**WHAT THE TASK ASKS:**
Work out how many lines of the listing hold the string "document". Answer with that number alone.

Items from a dataset
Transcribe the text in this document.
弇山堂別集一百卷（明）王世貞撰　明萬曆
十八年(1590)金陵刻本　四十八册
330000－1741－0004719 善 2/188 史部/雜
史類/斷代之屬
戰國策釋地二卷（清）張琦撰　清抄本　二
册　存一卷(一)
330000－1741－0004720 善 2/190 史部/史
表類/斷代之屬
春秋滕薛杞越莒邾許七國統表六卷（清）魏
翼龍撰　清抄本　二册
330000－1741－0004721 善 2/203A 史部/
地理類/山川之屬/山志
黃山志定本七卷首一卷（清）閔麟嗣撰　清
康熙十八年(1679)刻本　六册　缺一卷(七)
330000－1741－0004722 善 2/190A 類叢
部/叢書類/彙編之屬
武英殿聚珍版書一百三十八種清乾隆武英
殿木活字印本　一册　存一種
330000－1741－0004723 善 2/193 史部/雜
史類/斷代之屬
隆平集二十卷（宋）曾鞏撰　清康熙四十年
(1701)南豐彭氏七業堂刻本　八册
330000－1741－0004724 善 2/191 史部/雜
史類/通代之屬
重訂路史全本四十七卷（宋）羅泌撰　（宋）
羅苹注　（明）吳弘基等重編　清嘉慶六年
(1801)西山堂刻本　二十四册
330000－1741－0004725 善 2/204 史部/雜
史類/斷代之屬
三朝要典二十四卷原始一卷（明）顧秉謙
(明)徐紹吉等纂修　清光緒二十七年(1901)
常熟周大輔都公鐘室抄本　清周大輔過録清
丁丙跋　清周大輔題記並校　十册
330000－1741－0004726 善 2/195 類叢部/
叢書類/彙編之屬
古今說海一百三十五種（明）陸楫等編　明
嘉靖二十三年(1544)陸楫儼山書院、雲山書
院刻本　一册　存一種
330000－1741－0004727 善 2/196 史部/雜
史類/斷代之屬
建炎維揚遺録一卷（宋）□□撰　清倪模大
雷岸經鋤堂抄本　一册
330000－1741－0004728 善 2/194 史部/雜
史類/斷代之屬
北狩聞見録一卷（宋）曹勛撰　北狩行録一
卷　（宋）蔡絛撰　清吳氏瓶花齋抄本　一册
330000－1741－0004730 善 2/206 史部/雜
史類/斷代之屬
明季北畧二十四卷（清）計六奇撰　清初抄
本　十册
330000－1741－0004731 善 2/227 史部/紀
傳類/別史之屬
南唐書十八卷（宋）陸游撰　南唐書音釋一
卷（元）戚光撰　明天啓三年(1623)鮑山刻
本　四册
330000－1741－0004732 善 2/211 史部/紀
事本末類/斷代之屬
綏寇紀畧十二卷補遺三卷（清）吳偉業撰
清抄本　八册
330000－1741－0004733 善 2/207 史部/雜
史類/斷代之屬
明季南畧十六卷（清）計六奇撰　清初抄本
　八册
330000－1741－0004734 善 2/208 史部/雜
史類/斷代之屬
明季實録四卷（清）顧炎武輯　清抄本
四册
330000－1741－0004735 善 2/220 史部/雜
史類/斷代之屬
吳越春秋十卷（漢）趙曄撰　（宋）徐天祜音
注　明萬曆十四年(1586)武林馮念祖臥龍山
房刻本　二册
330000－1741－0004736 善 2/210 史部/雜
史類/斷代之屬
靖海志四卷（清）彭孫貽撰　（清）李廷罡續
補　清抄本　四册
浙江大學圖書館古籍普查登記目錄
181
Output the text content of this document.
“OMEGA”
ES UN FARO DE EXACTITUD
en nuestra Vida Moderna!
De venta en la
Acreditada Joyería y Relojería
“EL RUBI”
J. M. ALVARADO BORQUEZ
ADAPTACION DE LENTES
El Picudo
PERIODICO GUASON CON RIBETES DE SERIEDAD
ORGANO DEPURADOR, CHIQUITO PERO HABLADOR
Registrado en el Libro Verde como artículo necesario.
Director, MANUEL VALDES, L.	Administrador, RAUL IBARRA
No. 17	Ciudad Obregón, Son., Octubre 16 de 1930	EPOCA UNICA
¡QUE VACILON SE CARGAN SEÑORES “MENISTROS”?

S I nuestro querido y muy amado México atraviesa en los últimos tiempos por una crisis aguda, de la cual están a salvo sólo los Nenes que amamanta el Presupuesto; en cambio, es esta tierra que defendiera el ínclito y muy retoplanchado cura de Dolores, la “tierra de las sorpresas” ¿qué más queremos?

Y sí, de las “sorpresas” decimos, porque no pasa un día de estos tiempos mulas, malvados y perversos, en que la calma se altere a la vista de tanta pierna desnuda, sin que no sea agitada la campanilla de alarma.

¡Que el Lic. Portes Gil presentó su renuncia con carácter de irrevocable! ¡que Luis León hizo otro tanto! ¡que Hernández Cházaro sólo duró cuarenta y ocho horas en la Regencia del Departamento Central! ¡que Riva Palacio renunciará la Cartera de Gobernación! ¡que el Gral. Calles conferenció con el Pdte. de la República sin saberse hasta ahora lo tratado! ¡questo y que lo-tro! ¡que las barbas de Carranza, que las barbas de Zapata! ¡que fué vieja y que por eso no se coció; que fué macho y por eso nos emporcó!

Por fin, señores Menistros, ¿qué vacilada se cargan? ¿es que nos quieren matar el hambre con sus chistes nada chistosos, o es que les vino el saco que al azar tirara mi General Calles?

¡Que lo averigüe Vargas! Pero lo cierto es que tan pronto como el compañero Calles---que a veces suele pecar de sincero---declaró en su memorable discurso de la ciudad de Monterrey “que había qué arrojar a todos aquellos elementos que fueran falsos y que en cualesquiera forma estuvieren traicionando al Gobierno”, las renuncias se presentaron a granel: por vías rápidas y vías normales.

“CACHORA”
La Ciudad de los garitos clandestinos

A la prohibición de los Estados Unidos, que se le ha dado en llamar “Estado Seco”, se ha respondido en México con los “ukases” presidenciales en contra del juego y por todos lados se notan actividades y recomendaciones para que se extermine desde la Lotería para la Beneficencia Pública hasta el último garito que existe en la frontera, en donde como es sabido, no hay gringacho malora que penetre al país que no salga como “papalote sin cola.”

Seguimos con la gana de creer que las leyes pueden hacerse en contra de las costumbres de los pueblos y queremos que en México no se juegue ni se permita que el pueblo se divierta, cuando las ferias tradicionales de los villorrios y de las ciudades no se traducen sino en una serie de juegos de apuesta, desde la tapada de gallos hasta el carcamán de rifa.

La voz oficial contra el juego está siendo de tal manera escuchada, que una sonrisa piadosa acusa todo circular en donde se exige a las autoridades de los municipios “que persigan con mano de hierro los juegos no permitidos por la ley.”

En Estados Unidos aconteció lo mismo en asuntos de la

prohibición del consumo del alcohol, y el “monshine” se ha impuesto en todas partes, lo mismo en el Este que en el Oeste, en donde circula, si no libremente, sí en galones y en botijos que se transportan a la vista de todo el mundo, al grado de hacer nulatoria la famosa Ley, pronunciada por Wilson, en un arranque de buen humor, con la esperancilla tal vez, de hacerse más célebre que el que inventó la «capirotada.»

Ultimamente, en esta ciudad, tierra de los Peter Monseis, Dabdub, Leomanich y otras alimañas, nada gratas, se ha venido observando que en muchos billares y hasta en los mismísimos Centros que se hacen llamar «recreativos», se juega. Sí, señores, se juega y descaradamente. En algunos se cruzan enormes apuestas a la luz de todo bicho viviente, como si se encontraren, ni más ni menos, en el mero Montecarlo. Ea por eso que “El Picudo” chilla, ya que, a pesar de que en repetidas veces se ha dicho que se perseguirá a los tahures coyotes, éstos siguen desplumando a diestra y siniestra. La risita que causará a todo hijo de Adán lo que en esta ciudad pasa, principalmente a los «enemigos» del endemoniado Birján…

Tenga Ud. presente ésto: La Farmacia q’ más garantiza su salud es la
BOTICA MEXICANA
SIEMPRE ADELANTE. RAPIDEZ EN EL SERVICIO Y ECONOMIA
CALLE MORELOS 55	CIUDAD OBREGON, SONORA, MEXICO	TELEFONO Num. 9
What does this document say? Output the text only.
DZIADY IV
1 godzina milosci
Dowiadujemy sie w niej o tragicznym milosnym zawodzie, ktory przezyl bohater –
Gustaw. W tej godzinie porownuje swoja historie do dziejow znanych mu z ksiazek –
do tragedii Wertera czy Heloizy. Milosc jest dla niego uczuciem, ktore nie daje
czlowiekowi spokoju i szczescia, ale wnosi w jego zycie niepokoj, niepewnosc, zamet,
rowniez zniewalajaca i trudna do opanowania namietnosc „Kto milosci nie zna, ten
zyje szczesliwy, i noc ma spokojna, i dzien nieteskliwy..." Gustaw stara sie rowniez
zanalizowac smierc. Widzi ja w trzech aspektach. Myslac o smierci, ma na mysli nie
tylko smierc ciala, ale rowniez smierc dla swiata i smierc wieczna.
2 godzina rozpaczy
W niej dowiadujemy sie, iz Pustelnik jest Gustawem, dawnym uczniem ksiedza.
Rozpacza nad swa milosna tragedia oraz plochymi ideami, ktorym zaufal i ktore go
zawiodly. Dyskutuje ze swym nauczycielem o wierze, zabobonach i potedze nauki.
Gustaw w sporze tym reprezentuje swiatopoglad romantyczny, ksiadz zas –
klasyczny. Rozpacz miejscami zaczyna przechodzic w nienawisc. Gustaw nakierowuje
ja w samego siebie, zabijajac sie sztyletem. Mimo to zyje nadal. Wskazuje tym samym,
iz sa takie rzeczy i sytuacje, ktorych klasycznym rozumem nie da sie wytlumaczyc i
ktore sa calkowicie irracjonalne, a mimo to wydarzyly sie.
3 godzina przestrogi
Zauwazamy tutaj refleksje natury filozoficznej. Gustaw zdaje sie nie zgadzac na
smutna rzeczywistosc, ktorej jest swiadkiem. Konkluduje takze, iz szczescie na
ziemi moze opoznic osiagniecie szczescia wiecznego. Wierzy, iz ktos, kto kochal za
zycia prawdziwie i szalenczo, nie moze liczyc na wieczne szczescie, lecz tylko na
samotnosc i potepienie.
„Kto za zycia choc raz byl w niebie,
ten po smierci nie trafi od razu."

**FULL SOLUTION:**
3